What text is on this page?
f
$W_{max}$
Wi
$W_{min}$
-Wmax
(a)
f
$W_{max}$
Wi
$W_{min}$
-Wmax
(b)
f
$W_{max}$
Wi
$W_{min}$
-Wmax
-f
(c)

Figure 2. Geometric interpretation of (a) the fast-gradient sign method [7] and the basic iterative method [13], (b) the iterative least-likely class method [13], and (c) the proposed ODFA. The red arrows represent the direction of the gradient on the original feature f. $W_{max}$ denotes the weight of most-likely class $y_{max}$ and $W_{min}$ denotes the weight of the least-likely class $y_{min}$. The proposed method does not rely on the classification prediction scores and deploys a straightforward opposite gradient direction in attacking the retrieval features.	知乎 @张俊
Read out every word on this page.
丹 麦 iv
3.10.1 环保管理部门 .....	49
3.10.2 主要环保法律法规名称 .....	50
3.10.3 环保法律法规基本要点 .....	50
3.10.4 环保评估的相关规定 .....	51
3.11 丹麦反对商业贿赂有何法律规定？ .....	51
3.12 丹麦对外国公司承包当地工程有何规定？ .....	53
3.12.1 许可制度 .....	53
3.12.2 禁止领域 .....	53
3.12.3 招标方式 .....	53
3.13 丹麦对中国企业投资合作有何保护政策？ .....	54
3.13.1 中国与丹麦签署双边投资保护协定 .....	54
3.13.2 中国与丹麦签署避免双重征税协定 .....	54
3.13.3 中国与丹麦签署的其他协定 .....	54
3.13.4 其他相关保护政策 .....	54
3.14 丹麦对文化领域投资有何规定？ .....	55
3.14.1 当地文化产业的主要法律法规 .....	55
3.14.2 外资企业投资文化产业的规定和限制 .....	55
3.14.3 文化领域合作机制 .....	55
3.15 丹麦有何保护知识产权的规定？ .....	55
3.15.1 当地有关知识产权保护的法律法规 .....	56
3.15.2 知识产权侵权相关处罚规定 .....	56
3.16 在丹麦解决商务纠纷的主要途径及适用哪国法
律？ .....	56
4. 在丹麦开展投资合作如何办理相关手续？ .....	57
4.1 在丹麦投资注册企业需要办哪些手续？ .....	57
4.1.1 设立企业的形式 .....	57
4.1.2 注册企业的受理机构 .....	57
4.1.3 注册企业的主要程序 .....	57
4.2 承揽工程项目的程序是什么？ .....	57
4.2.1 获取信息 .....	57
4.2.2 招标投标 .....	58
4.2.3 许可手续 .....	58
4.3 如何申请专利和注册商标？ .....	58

◇ ◇ ◇ ◇ ◇ ◇ ◇

**WHAT TO DO**
Gather up the lines that contain the word "page".

**COMPLETED EXERCISE**
What text is on this page?
Read out every word on this page.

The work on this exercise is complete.